_WORK INSTRUCTIONS_
Return all lines in the material below that contain "January".

# # #

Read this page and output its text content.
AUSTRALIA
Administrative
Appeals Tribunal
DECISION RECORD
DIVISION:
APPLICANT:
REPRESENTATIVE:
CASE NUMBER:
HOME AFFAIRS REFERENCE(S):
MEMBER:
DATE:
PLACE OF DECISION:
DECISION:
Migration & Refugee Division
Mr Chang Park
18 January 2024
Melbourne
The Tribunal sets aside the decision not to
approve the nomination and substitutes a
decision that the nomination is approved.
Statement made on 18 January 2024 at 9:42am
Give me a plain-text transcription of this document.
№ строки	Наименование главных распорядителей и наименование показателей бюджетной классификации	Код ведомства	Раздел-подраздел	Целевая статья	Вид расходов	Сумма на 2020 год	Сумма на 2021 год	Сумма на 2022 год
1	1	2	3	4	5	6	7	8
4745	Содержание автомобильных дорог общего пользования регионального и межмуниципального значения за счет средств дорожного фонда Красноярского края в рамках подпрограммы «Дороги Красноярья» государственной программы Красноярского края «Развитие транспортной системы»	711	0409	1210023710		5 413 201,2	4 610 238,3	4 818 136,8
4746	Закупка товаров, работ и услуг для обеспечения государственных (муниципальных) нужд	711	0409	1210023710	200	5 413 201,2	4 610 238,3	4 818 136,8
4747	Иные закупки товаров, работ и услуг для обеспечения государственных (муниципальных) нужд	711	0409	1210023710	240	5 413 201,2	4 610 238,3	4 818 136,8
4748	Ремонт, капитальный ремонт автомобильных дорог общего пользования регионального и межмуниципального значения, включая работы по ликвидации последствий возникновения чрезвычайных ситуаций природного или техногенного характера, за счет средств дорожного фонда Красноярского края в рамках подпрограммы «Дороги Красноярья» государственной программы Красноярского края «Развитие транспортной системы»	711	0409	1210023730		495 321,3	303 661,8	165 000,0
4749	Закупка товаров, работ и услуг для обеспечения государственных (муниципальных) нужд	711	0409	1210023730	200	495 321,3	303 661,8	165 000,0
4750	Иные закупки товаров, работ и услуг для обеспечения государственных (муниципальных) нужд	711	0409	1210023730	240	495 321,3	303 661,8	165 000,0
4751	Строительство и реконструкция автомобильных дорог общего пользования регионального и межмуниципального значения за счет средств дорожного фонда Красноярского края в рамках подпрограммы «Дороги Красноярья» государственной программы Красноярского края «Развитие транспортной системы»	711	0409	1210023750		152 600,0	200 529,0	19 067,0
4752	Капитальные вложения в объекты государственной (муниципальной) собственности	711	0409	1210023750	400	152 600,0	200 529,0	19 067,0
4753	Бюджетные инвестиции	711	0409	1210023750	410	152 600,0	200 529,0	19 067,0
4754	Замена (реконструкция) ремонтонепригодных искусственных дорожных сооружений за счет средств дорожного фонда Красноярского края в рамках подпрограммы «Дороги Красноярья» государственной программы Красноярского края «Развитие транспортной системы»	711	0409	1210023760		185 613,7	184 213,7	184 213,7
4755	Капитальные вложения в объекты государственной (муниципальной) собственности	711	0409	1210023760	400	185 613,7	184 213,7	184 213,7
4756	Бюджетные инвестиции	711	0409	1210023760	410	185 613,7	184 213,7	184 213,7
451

# # #

_CORRECT ANSWER_
18 January 2024
Statement made on 18 January 2024 at 9:42am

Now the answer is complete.